→ Görev listesi:
• a. Oslo görüşmeleri haberine göre Erdoğan, gazetecilerin gündemle ilgili sorularını hangi ortak yayında cevapladı?
• b. Oslo görüşmeleri haberini son cümlesinin ardından devam ettirin.

→ Belge bölümü:
----------

Habertürk
    Takipde Kalın!
      Günlük gelişmeleri takip edebilmek için habertürk uygulamasını indirin
        Haberler Gündem Erdoğan: Olay İmralı'ya gidebilir

        Başbakan Recep Tayyip Erdoğan, yeni bir Oslo görüşmesi olabileceği sinyalini veren Erdoğan, "Şu anda bir zaman meselesidir bu. Görüşmeler her an olabilir. Oslo olmaz da başka bir yer olur. Eğer olması gerekiyorsa olur. Bu adımları atarız." ifadelerini kullandı.

        Erdoğan, ATV - A Haber ortak yayınına katılarak gazetecilerin gündeme ilişkin sorularını cevapladı. Terör örgütü PKK ile Oslo'da gerçekleşen görüşmelerin devam edebileceği sinyalini veren Erdoğan, ancak buna karşı taraftaki belirsizliğin engel olduğunu söyledi. PKK'nın İmralı'da başka, dağda başka Avrupa'da başka konuşanı olduğunu söyleyen Erdoğan, Oslo sürecinde "bu işi burada bitirelim kararlılığı olmamasını da "Çünkü bunlarda karar verici çok fazla" diye yorumladı.

        Hükümete Abdullah Öcalan tarafından gelen bir resmi mesaj olup olmadığı sorulan Erdoğan, "Öncelikle terör konusunda tabii ki İmralı'nın bize herhangi bir resmi yazısı vesaire olmaz, bunların hepsi gayri resmidir. Kardeşinin İmralı'ya gidişi malum ve o gidişten sonra bir basın açıklaması var burada da bazı ifadeleri var. Bu ifadeler de kendilerinin abileriyle görüştürlemediği konusunda. Aslında biz aile konusunda hep hassasiyetimizi koruduk fakat İmralı'daki terörist başı ise bunu bir zaman sıcak karşılamadı. Ama bu son olayda özellikle kendileri de herhalde bir teyit almak istedi. Çünkü yalan haber dışarıya salındı, öldüğüne dair bir haber yayılmak istendi tekrar bize ulaşınca teklif bizde gitsin dedik ve gitti. Böyle bir durum söz konusu değil, ben bundan önceki programlarda da ifade ettim." dedi.

----------

→ Sağlanan bilgiler:
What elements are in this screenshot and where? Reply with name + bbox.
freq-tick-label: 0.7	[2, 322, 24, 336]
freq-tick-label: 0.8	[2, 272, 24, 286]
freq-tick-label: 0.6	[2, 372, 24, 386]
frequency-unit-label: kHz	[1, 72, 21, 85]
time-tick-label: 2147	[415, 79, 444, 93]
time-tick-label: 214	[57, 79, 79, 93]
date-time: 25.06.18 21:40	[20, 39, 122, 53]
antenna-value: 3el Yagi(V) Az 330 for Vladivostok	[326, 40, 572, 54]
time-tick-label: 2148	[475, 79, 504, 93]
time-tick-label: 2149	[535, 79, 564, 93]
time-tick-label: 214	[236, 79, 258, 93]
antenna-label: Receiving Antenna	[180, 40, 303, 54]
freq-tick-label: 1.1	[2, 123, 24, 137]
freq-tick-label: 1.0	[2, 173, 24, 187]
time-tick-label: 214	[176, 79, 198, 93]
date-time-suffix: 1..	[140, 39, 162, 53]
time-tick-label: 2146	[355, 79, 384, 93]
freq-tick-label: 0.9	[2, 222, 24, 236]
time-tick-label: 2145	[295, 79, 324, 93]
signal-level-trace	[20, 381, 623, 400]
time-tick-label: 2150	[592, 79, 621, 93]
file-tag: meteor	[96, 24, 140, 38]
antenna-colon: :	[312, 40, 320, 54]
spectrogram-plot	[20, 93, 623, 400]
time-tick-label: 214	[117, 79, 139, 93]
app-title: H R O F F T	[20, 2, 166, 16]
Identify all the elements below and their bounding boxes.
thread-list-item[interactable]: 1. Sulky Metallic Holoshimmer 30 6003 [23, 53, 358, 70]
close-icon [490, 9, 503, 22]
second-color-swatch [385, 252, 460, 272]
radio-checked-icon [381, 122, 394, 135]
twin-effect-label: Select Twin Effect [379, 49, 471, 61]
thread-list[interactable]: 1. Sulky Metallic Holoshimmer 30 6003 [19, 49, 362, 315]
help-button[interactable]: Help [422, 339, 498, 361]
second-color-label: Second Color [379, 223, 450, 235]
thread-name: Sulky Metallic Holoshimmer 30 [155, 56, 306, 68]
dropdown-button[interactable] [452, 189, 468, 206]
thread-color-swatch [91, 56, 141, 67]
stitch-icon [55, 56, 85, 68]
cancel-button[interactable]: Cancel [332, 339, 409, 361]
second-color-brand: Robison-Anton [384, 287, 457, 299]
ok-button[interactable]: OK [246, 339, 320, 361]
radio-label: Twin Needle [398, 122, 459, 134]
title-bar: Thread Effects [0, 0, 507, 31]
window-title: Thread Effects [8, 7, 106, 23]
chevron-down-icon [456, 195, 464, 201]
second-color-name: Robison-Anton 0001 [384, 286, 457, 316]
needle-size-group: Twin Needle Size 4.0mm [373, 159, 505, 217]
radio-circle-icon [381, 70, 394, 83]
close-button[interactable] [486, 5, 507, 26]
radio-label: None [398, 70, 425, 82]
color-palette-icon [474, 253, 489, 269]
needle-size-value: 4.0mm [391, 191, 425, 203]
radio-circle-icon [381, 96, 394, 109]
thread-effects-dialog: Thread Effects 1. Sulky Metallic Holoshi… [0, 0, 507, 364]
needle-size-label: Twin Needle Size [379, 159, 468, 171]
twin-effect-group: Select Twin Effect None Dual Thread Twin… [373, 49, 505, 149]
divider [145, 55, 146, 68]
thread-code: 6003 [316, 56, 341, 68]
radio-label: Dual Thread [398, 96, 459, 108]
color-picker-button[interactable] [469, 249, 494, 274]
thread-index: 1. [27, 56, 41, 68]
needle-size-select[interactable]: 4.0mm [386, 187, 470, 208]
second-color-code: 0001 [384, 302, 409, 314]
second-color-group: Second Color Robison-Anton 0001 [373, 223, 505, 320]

----------

→ Görevlere göre yanıtlar:
• a. ATV - A Haber ortak yayınında.

• b.
        "HABUR SÜRECİNDE SAMİMİYETİMİZ KARŞILIK BULMADI"

        Oslo görüşmelerinde samimiyetsiz bir yaklaşım görünce olayı bitirmek durumunda kaldıklarını belirten Erdoğan, "Bununla ilgili olarak bir Habur süreci bizim samimi yaklaşımımızın karşılığını almadığı bir süreç olmuştur. Biz özellikle BDP'ye buraya bir yığma vesaire yapmayın dedik. Burada biz kapıyı ailesine dönmek isteyenlere açıyoruz ve herhangi bir suçu olmayan varsa herkes ailesinin yanına dönecek. Ama bu ne oldu her zaman alıştığımız kendilerinin miting dediği şeye dönüştü." diye konuştu.

        CHP'nin kendilerine geldiğini çözüm konusunda "adımlar atalım bir şeyler yapalım" dediğini anlatan Erdoğan, "Çözüm çözüm diyorlar attığımız adımları çözüm olarak görmüyorlar, çözüm de getirmiyorlar. Şehitlerimizin tabutlarından nemalanmak isteyenler var ama buna tahammülümüz yok. 1 Ekim'de parlamento açılıyor. Arkadaşlarıma söyledim gruplarını ziyaret edin, teklifi götürün. Aynı yerde misiniz bu çalışmayı yapmaya var mısınız diye soracağız. Yoksalar kamuoyu ile paylaşacağız" dedi. MHP'nin ne diyeceğini bilemediğini ancak kendisinin BDP konusunda aynı yerde olmadığını söyleyen Erdoğan, "Biz dağdakilerle mücadele parlamentodakilerle müzakere edeceğiz dedik. Şu anda BDP ile ben görüşme konusunda eski görüşümde değilim, o zaman açıklama yaptığımda samimiydim ama bunu bitirdiler." diye ekledi.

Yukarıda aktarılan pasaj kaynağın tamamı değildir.